Repeat each entry as written and leave the images out of the copy.

**Figure data in JSON**
— begin —

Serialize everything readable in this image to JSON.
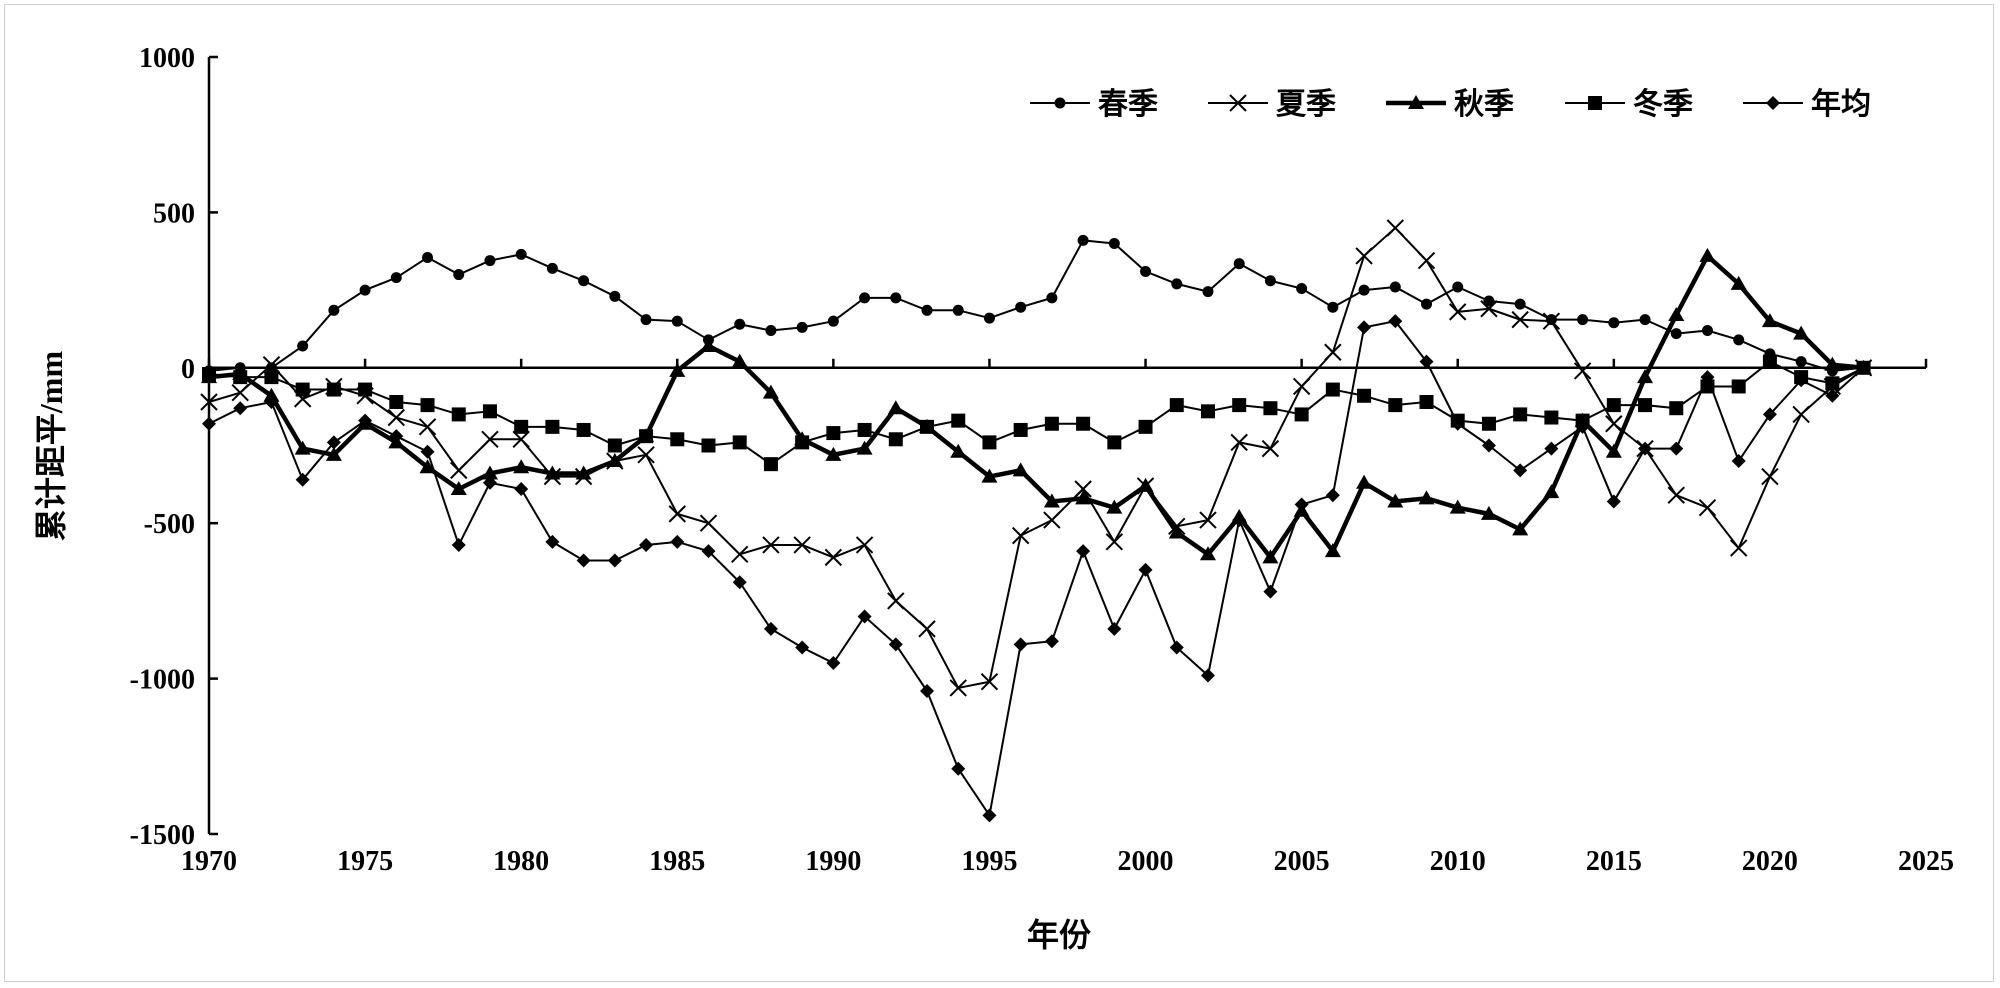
{
  "chart_data": {
    "type": "line",
    "xlabel": "年份",
    "ylabel": "累计距平/mm",
    "xlim": [
      1970,
      2025
    ],
    "ylim": [
      -1500,
      1000
    ],
    "xticks": [
      1970,
      1975,
      1980,
      1985,
      1990,
      1995,
      2000,
      2005,
      2010,
      2015,
      2020,
      2025
    ],
    "yticks": [
      -1500,
      -1000,
      -500,
      0,
      500,
      1000
    ],
    "grid": false,
    "legend_position": "top-right",
    "x": [
      1970,
      1971,
      1972,
      1973,
      1974,
      1975,
      1976,
      1977,
      1978,
      1979,
      1980,
      1981,
      1982,
      1983,
      1984,
      1985,
      1986,
      1987,
      1988,
      1989,
      1990,
      1991,
      1992,
      1993,
      1994,
      1995,
      1996,
      1997,
      1998,
      1999,
      2000,
      2001,
      2002,
      2003,
      2004,
      2005,
      2006,
      2007,
      2008,
      2009,
      2010,
      2011,
      2012,
      2013,
      2014,
      2015,
      2016,
      2017,
      2018,
      2019,
      2020,
      2021,
      2022,
      2023
    ],
    "series": [
      {
        "name": "春季",
        "marker": "circle",
        "line_width": "thin",
        "values": [
          -10,
          0,
          0,
          70,
          185,
          250,
          290,
          355,
          300,
          345,
          365,
          320,
          280,
          230,
          155,
          150,
          90,
          140,
          120,
          130,
          150,
          225,
          225,
          185,
          185,
          160,
          195,
          225,
          410,
          400,
          310,
          270,
          245,
          335,
          280,
          255,
          195,
          250,
          260,
          205,
          260,
          215,
          205,
          155,
          155,
          145,
          155,
          110,
          120,
          90,
          45,
          20,
          -10,
          0
        ]
      },
      {
        "name": "夏季",
        "marker": "x",
        "line_width": "thin",
        "values": [
          -110,
          -80,
          10,
          -100,
          -60,
          -90,
          -160,
          -190,
          -330,
          -230,
          -230,
          -350,
          -350,
          -300,
          -280,
          -470,
          -500,
          -600,
          -570,
          -570,
          -610,
          -570,
          -750,
          -840,
          -1030,
          -1010,
          -540,
          -490,
          -390,
          -560,
          -380,
          -510,
          -490,
          -240,
          -260,
          -60,
          50,
          360,
          450,
          345,
          180,
          190,
          155,
          150,
          -10,
          -180,
          -260,
          -410,
          -450,
          -580,
          -350,
          -150,
          -60,
          0
        ]
      },
      {
        "name": "秋季",
        "marker": "triangle",
        "line_width": "thick",
        "values": [
          -30,
          -20,
          -90,
          -260,
          -280,
          -180,
          -240,
          -320,
          -390,
          -340,
          -320,
          -340,
          -340,
          -300,
          -220,
          -10,
          70,
          20,
          -80,
          -230,
          -280,
          -260,
          -130,
          -190,
          -270,
          -350,
          -330,
          -430,
          -420,
          -450,
          -380,
          -530,
          -600,
          -480,
          -610,
          -460,
          -590,
          -370,
          -430,
          -420,
          -450,
          -470,
          -520,
          -400,
          -170,
          -270,
          -30,
          170,
          360,
          270,
          150,
          110,
          10,
          0
        ]
      },
      {
        "name": "冬季",
        "marker": "square",
        "line_width": "thin",
        "values": [
          -20,
          -30,
          -30,
          -70,
          -70,
          -70,
          -110,
          -120,
          -150,
          -140,
          -190,
          -190,
          -200,
          -250,
          -220,
          -230,
          -250,
          -240,
          -310,
          -240,
          -210,
          -200,
          -230,
          -190,
          -170,
          -240,
          -200,
          -180,
          -180,
          -240,
          -190,
          -120,
          -140,
          -120,
          -130,
          -150,
          -70,
          -90,
          -120,
          -110,
          -170,
          -180,
          -150,
          -160,
          -170,
          -120,
          -120,
          -130,
          -60,
          -60,
          20,
          -30,
          -50,
          0
        ]
      },
      {
        "name": "年均",
        "marker": "diamond",
        "line_width": "thin",
        "values": [
          -180,
          -130,
          -110,
          -360,
          -240,
          -170,
          -220,
          -270,
          -570,
          -370,
          -390,
          -560,
          -620,
          -620,
          -570,
          -560,
          -590,
          -690,
          -840,
          -900,
          -950,
          -800,
          -890,
          -1040,
          -1290,
          -1440,
          -890,
          -880,
          -590,
          -840,
          -650,
          -900,
          -990,
          -490,
          -720,
          -440,
          -410,
          130,
          150,
          20,
          -180,
          -250,
          -330,
          -260,
          -190,
          -430,
          -260,
          -260,
          -30,
          -300,
          -150,
          -40,
          -90,
          0
        ]
      }
    ],
    "colors": {
      "line": "#000000",
      "background": "#ffffff"
    }
  }
}
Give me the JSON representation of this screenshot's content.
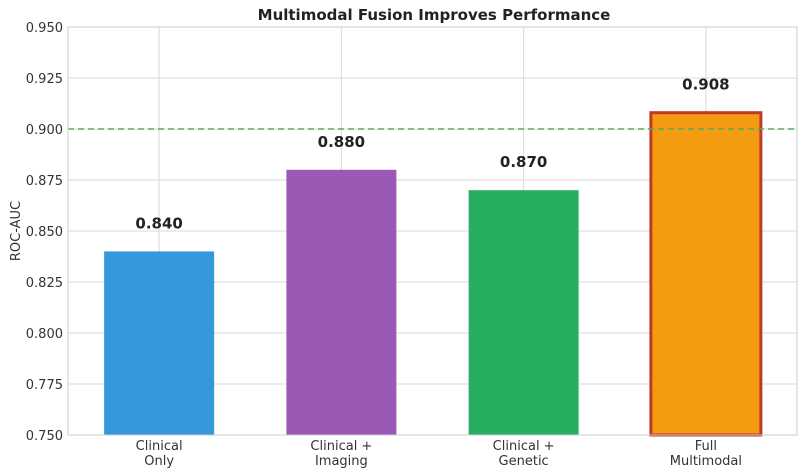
{
  "chart_data": {
    "type": "bar",
    "title": "Multimodal Fusion Improves Performance",
    "xlabel": "",
    "ylabel": "ROC-AUC",
    "categories": [
      [
        "Clinical",
        "Only"
      ],
      [
        "Clinical +",
        "Imaging"
      ],
      [
        "Clinical +",
        "Genetic"
      ],
      [
        "Full",
        "Multimodal"
      ]
    ],
    "values": [
      0.84,
      0.88,
      0.87,
      0.908
    ],
    "value_labels": [
      "0.840",
      "0.880",
      "0.870",
      "0.908"
    ],
    "bar_colors": [
      "#3498db",
      "#9b59b6",
      "#27ae60",
      "#f39c12"
    ],
    "highlight_index": 3,
    "highlight_edge_color": "#c0392b",
    "ylim": [
      0.75,
      0.95
    ],
    "yticks": [
      "0.750",
      "0.775",
      "0.800",
      "0.825",
      "0.850",
      "0.875",
      "0.900",
      "0.925",
      "0.950"
    ],
    "ytick_values": [
      0.75,
      0.775,
      0.8,
      0.825,
      0.85,
      0.875,
      0.9,
      0.925,
      0.95
    ],
    "reference_line": {
      "value": 0.9,
      "color": "#5aa85a",
      "style": "dashed"
    },
    "grid": true
  }
}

— end —

**REPLY**
Serialize everything readable in this image to JSON.
{
  "chart_data": {
    "type": "line",
    "xlabel": "年份",
    "ylabel": "累计距平/mm",
    "xlim": [
      1970,
      2025
    ],
    "ylim": [
      -1500,
      1000
    ],
    "xticks": [
      1970,
      1975,
      1980,
      1985,
      1990,
      1995,
      2000,
      2005,
      2010,
      2015,
      2020,
      2025
    ],
    "yticks": [
      -1500,
      -1000,
      -500,
      0,
      500,
      1000
    ],
    "grid": false,
    "legend_position": "top-right",
    "x": [
      1970,
      1971,
      1972,
      1973,
      1974,
      1975,
      1976,
      1977,
      1978,
      1979,
      1980,
      1981,
      1982,
      1983,
      1984,
      1985,
      1986,
      1987,
      1988,
      1989,
      1990,
      1991,
      1992,
      1993,
      1994,
      1995,
      1996,
      1997,
      1998,
      1999,
      2000,
      2001,
      2002,
      2003,
      2004,
      2005,
      2006,
      2007,
      2008,
      2009,
      2010,
      2011,
      2012,
      2013,
      2014,
      2015,
      2016,
      2017,
      2018,
      2019,
      2020,
      2021,
      2022,
      2023
    ],
    "series": [
      {
        "name": "春季",
        "marker": "circle",
        "line_width": "thin",
        "values": [
          -10,
          0,
          0,
          70,
          185,
          250,
          290,
          355,
          300,
          345,
          365,
          320,
          280,
          230,
          155,
          150,
          90,
          140,
          120,
          130,
          150,
          225,
          225,
          185,
          185,
          160,
          195,
          225,
          410,
          400,
          310,
          270,
          245,
          335,
          280,
          255,
          195,
          250,
          260,
          205,
          260,
          215,
          205,
          155,
          155,
          145,
          155,
          110,
          120,
          90,
          45,
          20,
          -10,
          0
        ]
      },
      {
        "name": "夏季",
        "marker": "x",
        "line_width": "thin",
        "values": [
          -110,
          -80,
          10,
          -100,
          -60,
          -90,
          -160,
          -190,
          -330,
          -230,
          -230,
          -350,
          -350,
          -300,
          -280,
          -470,
          -500,
          -600,
          -570,
          -570,
          -610,
          -570,
          -750,
          -840,
          -1030,
          -1010,
          -540,
          -490,
          -390,
          -560,
          -380,
          -510,
          -490,
          -240,
          -260,
          -60,
          50,
          360,
          450,
          345,
          180,
          190,
          155,
          150,
          -10,
          -180,
          -260,
          -410,
          -450,
          -580,
          -350,
          -150,
          -60,
          0
        ]
      },
      {
        "name": "秋季",
        "marker": "triangle",
        "line_width": "thick",
        "values": [
          -30,
          -20,
          -90,
          -260,
          -280,
          -180,
          -240,
          -320,
          -390,
          -340,
          -320,
          -340,
          -340,
          -300,
          -220,
          -10,
          70,
          20,
          -80,
          -230,
          -280,
          -260,
          -130,
          -190,
          -270,
          -350,
          -330,
          -430,
          -420,
          -450,
          -380,
          -530,
          -600,
          -480,
          -610,
          -460,
          -590,
          -370,
          -430,
          -420,
          -450,
          -470,
          -520,
          -400,
          -170,
          -270,
          -30,
          170,
          360,
          270,
          150,
          110,
          10,
          0
        ]
      },
      {
        "name": "冬季",
        "marker": "square",
        "line_width": "thin",
        "values": [
          -20,
          -30,
          -30,
          -70,
          -70,
          -70,
          -110,
          -120,
          -150,
          -140,
          -190,
          -190,
          -200,
          -250,
          -220,
          -230,
          -250,
          -240,
          -310,
          -240,
          -210,
          -200,
          -230,
          -190,
          -170,
          -240,
          -200,
          -180,
          -180,
          -240,
          -190,
          -120,
          -140,
          -120,
          -130,
          -150,
          -70,
          -90,
          -120,
          -110,
          -170,
          -180,
          -150,
          -160,
          -170,
          -120,
          -120,
          -130,
          -60,
          -60,
          20,
          -30,
          -50,
          0
        ]
      },
      {
        "name": "年均",
        "marker": "diamond",
        "line_width": "thin",
        "values": [
          -180,
          -130,
          -110,
          -360,
          -240,
          -170,
          -220,
          -270,
          -570,
          -370,
          -390,
          -560,
          -620,
          -620,
          -570,
          -560,
          -590,
          -690,
          -840,
          -900,
          -950,
          -800,
          -890,
          -1040,
          -1290,
          -1440,
          -890,
          -880,
          -590,
          -840,
          -650,
          -900,
          -990,
          -490,
          -720,
          -440,
          -410,
          130,
          150,
          20,
          -180,
          -250,
          -330,
          -260,
          -190,
          -430,
          -260,
          -260,
          -30,
          -300,
          -150,
          -40,
          -90,
          0
        ]
      }
    ],
    "colors": {
      "line": "#000000",
      "background": "#ffffff"
    }
  }
}
Give me the JSON representation of this screenshot's content.
{
  "chart_data": {
    "type": "bar",
    "title": "Multimodal Fusion Improves Performance",
    "xlabel": "",
    "ylabel": "ROC-AUC",
    "categories": [
      [
        "Clinical",
        "Only"
      ],
      [
        "Clinical +",
        "Imaging"
      ],
      [
        "Clinical +",
        "Genetic"
      ],
      [
        "Full",
        "Multimodal"
      ]
    ],
    "values": [
      0.84,
      0.88,
      0.87,
      0.908
    ],
    "value_labels": [
      "0.840",
      "0.880",
      "0.870",
      "0.908"
    ],
    "bar_colors": [
      "#3498db",
      "#9b59b6",
      "#27ae60",
      "#f39c12"
    ],
    "highlight_index": 3,
    "highlight_edge_color": "#c0392b",
    "ylim": [
      0.75,
      0.95
    ],
    "yticks": [
      "0.750",
      "0.775",
      "0.800",
      "0.825",
      "0.850",
      "0.875",
      "0.900",
      "0.925",
      "0.950"
    ],
    "ytick_values": [
      0.75,
      0.775,
      0.8,
      0.825,
      0.85,
      0.875,
      0.9,
      0.925,
      0.95
    ],
    "reference_line": {
      "value": 0.9,
      "color": "#5aa85a",
      "style": "dashed"
    },
    "grid": true
  }
}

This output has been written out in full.